START Material

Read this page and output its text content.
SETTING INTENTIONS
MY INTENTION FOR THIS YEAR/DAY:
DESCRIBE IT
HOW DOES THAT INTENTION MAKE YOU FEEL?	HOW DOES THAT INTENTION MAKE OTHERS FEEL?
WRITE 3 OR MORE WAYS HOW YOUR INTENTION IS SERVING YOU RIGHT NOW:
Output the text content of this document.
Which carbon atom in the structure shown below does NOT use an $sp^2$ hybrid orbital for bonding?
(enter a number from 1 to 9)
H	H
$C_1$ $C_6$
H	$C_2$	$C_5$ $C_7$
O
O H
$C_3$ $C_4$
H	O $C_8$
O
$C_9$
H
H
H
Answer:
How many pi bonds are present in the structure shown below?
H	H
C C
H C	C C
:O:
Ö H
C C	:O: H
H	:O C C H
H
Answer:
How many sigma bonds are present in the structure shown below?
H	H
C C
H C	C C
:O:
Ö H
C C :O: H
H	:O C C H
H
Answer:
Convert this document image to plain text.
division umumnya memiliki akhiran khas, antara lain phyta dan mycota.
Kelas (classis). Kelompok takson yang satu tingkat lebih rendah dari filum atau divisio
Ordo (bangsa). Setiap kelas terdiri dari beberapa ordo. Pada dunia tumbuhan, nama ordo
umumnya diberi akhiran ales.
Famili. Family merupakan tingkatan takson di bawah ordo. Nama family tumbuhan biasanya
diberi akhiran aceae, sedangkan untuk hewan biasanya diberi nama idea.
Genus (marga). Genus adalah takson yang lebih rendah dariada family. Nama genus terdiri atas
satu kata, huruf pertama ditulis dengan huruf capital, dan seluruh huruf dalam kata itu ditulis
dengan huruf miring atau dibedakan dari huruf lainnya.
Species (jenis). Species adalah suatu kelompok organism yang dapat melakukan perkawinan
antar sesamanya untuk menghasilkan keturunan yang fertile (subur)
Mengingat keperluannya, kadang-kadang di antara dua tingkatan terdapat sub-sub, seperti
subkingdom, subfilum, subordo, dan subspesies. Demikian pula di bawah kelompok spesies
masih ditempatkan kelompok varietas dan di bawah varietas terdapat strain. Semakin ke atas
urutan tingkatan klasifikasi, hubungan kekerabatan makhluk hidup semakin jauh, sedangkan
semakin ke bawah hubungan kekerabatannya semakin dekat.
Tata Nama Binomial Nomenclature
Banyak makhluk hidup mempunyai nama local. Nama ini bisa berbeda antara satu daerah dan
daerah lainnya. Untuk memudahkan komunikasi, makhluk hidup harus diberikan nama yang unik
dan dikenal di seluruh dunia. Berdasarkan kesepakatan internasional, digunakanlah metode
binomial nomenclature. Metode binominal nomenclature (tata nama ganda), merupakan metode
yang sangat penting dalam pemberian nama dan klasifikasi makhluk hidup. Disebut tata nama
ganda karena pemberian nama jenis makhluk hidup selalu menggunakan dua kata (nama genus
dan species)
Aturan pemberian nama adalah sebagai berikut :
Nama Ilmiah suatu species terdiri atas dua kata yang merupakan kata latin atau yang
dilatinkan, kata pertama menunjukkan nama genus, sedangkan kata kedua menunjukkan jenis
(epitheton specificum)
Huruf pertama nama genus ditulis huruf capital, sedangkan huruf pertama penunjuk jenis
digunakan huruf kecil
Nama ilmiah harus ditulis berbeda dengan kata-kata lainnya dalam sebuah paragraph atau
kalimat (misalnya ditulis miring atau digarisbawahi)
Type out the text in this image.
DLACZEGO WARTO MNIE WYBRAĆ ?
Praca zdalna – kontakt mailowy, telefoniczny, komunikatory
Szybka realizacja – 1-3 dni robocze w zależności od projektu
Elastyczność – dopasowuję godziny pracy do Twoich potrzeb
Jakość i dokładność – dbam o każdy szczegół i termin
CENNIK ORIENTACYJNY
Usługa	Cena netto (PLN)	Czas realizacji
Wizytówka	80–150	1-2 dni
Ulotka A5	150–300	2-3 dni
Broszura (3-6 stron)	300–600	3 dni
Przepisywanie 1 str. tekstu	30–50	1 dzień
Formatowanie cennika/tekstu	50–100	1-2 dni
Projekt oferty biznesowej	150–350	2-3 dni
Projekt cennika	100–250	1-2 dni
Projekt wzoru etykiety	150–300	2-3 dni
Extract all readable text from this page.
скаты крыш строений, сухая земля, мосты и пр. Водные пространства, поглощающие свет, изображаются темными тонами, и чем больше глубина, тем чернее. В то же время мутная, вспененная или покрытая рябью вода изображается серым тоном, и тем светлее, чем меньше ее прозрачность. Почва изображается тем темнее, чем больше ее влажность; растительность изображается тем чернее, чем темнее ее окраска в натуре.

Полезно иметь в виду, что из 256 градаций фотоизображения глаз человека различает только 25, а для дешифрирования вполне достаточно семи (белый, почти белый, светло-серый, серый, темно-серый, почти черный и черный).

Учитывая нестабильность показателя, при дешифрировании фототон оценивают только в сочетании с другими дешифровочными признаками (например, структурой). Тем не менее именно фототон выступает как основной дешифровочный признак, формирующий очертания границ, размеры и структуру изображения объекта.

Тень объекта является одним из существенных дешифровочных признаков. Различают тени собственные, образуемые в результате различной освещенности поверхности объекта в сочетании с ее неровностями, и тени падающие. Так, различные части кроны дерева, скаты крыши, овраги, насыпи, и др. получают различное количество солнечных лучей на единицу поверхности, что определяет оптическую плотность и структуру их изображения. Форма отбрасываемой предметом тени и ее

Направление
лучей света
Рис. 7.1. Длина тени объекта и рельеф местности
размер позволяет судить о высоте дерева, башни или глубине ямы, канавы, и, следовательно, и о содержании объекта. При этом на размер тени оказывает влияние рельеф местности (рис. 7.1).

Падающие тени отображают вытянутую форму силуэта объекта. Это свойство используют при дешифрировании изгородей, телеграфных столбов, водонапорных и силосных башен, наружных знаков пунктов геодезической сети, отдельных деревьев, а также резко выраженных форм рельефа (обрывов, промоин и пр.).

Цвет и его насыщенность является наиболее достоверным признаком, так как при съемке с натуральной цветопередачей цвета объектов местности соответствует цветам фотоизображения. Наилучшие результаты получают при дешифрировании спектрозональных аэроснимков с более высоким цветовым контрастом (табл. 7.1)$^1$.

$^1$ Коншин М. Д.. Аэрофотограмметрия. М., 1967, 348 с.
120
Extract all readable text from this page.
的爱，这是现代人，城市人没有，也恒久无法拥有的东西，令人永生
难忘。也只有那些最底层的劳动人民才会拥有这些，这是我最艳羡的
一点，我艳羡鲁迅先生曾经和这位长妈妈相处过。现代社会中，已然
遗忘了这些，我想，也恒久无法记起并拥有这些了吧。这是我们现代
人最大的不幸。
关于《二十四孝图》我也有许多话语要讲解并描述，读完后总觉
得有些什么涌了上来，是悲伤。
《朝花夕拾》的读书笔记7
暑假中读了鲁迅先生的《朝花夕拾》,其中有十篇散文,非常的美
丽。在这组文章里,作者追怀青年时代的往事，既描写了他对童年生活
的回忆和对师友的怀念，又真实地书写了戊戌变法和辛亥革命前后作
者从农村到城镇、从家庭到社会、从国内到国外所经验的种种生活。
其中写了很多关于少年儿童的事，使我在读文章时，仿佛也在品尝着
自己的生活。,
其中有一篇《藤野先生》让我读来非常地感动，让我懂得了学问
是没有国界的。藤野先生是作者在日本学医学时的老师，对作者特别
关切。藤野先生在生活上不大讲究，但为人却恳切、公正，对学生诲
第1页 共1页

END Material

Work instructions
Select every line where the word "content" occurs.

Correct response
Read this page and output its text content.
Output the text content of this document.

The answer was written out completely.